== Directions for this task ==
Gather up the lines that contain "para".

▬▬▬

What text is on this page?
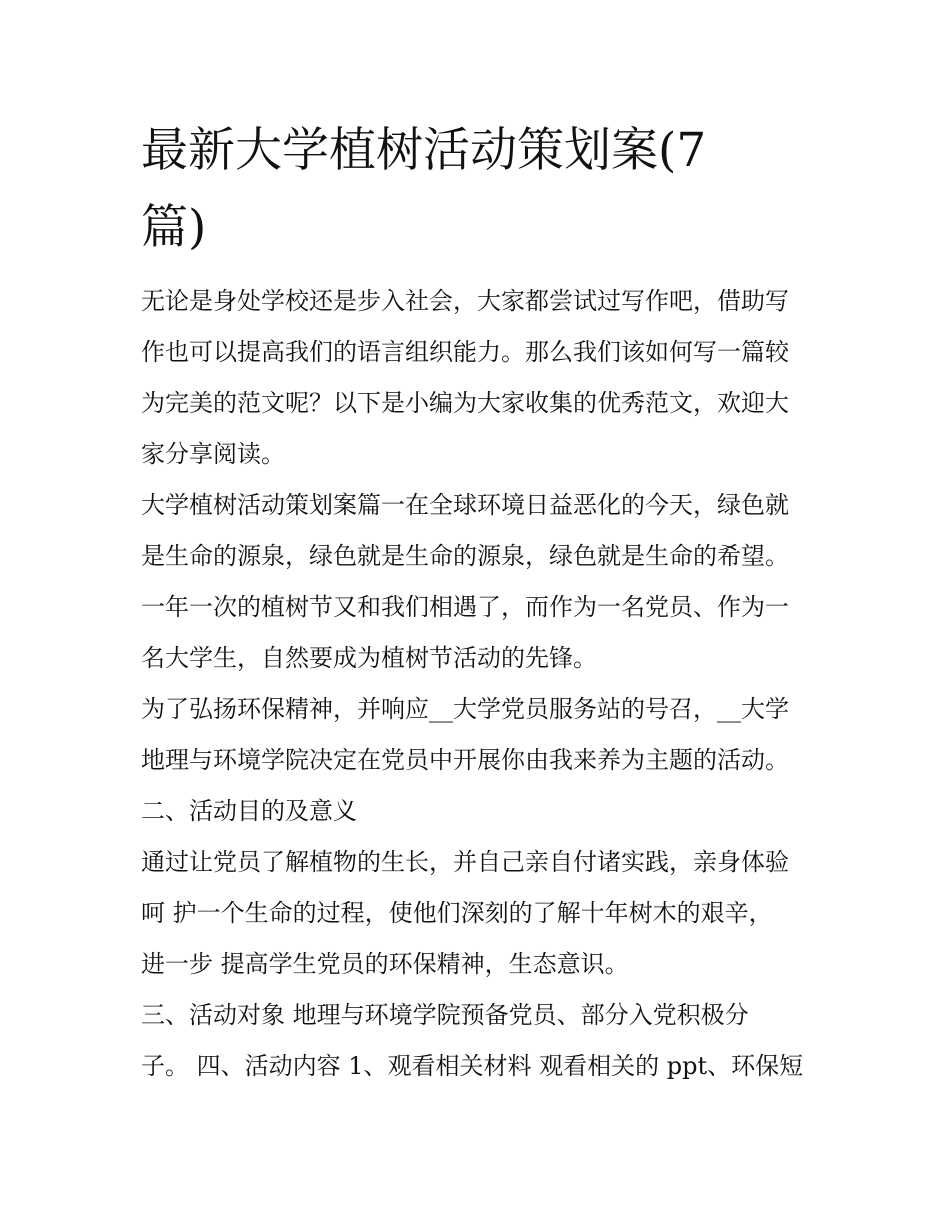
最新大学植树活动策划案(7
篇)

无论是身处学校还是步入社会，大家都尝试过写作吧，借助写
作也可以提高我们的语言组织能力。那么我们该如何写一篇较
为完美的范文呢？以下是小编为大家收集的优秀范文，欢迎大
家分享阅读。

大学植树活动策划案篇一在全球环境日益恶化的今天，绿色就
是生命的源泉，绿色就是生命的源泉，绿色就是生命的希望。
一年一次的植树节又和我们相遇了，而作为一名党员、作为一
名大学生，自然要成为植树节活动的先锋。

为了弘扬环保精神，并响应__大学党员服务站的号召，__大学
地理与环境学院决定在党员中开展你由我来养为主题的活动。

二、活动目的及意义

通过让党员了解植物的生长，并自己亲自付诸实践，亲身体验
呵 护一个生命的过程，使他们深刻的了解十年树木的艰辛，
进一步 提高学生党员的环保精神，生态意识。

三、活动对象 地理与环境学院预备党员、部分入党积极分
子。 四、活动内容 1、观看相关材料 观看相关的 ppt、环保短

▬▬▬

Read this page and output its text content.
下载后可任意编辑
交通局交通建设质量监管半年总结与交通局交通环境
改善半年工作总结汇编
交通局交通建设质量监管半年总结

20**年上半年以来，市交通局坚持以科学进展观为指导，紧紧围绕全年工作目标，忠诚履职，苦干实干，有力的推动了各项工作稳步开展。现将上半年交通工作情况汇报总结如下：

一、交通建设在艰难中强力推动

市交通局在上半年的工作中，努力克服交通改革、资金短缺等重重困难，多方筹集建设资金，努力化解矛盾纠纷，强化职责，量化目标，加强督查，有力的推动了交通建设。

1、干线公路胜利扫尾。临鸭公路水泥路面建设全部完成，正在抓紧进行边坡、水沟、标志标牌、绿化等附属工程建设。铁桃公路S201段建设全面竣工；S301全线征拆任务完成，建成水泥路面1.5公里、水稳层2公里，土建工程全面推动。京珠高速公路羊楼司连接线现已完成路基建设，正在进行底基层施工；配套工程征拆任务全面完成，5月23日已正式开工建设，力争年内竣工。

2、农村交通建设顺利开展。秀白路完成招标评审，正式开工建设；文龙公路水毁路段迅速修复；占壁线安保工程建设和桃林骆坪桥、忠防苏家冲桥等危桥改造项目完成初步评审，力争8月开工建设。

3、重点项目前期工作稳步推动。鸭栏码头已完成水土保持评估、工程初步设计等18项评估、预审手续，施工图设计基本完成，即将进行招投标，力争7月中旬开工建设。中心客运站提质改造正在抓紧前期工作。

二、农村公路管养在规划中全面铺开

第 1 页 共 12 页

▬▬▬

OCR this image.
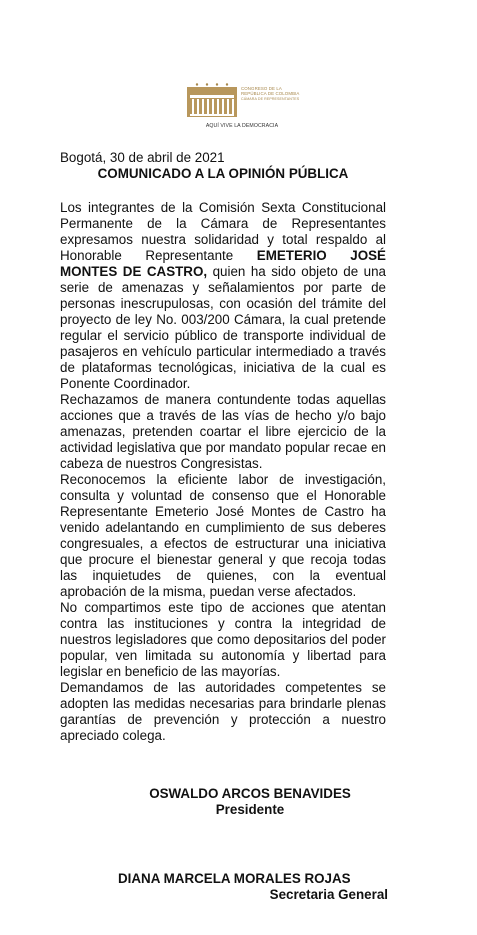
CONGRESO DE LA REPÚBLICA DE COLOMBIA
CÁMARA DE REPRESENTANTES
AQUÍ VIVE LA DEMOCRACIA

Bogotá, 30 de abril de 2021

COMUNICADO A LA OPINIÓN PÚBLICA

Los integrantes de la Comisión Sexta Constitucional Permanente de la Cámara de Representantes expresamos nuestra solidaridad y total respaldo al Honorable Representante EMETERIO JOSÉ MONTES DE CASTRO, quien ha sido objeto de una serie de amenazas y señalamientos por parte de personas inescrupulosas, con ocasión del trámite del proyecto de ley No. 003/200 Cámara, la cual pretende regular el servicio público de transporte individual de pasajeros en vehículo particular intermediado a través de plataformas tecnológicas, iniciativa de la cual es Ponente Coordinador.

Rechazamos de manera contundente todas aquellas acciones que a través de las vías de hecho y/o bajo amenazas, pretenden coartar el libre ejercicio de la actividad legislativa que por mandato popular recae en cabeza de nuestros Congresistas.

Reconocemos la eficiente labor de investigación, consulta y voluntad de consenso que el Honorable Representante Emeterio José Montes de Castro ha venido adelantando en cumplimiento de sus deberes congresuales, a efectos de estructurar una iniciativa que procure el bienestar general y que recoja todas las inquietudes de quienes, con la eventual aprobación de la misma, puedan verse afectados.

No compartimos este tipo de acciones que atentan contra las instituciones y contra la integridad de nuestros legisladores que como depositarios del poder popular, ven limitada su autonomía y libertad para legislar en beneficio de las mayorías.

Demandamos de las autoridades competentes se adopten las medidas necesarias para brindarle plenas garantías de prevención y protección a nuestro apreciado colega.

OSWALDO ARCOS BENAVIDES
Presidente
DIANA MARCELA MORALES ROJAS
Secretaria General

▬▬▬

== Exercise response ==
No compartimos este tipo de acciones que atentan contra las instituciones y contra la integridad de nuestros legisladores que como depositarios del poder popular, ven limitada su autonomía y libertad para legislar en beneficio de las mayorías.
Demandamos de las autoridades competentes se adopten las medidas necesarias para brindarle plenas garantías de prevención y protección a nuestro apreciado colega.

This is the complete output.